[start]
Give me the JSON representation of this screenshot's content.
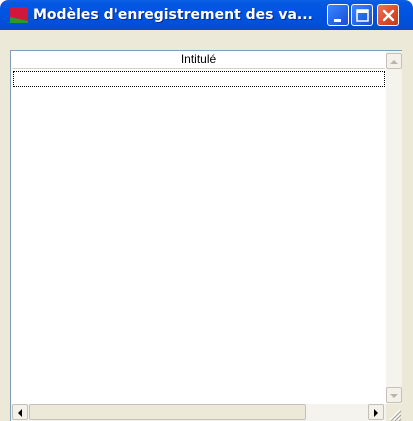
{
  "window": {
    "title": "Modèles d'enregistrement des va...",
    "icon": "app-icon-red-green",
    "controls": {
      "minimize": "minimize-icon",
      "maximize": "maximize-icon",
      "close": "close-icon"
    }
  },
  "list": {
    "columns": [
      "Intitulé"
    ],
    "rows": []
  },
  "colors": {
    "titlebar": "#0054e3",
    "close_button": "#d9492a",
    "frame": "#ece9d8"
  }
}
[end]
[start]
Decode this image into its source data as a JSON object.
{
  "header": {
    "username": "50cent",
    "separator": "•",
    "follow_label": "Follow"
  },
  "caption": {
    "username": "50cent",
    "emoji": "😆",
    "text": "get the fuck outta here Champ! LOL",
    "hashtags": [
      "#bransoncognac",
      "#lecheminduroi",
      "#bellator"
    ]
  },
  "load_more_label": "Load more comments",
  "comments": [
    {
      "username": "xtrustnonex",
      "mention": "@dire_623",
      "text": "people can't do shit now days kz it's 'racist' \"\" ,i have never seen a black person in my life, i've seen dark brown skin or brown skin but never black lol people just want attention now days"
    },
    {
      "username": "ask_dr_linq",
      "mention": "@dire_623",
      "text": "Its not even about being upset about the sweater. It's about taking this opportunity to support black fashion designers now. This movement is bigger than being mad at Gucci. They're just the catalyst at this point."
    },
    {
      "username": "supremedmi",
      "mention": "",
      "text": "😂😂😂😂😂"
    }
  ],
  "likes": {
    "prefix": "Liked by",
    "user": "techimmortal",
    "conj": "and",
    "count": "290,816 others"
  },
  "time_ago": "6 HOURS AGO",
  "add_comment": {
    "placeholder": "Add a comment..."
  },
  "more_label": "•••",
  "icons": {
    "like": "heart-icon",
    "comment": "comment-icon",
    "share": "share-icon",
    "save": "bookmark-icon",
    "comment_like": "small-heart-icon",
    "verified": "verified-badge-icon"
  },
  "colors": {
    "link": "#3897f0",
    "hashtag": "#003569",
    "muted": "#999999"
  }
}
[end]
### SHORT PROBLEM
Extract, from the listing above, every line where the string "this" occurs.

### EXPECTED OUTPUT
Give me the JSON representation of this screenshot's content.
Decode this image into its source data as a JSON object.
      "text": "Its not even about being upset about the sweater. It's about taking this opportunity to support black fashion designers now. This movement is bigger than being mad at Gucci. They're just the catalyst at this point."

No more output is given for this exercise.